Given instruction: Filter the entries below, keeping only lines with the word "least".

Dataset content:
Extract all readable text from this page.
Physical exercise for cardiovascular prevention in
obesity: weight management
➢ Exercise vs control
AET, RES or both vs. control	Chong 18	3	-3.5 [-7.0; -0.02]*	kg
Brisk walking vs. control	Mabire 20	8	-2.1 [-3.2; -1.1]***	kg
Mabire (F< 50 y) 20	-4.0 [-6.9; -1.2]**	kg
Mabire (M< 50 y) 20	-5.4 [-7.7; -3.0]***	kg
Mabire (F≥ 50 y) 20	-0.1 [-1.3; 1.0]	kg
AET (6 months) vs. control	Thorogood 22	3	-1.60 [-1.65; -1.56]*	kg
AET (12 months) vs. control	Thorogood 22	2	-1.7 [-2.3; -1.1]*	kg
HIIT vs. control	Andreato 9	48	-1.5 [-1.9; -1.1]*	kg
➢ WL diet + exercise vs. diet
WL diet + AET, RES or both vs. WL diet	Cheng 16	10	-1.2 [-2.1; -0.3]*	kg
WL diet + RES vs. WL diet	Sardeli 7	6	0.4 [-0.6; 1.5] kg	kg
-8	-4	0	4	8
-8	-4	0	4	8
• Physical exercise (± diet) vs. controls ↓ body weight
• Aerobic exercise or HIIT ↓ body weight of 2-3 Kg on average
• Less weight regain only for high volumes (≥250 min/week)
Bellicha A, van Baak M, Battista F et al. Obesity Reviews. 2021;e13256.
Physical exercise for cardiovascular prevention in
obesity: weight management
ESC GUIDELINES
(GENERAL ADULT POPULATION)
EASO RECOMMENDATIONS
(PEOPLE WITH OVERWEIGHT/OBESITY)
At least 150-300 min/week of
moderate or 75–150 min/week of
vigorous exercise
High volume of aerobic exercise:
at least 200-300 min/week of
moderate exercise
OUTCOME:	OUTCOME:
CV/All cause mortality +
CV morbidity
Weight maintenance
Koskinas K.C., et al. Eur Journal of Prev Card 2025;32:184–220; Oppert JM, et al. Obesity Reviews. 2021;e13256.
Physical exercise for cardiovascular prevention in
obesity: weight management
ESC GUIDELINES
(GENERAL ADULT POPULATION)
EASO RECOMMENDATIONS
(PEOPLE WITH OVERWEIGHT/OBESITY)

Written solution:
At least 150-300 min/week of
at least 200-300 min/week of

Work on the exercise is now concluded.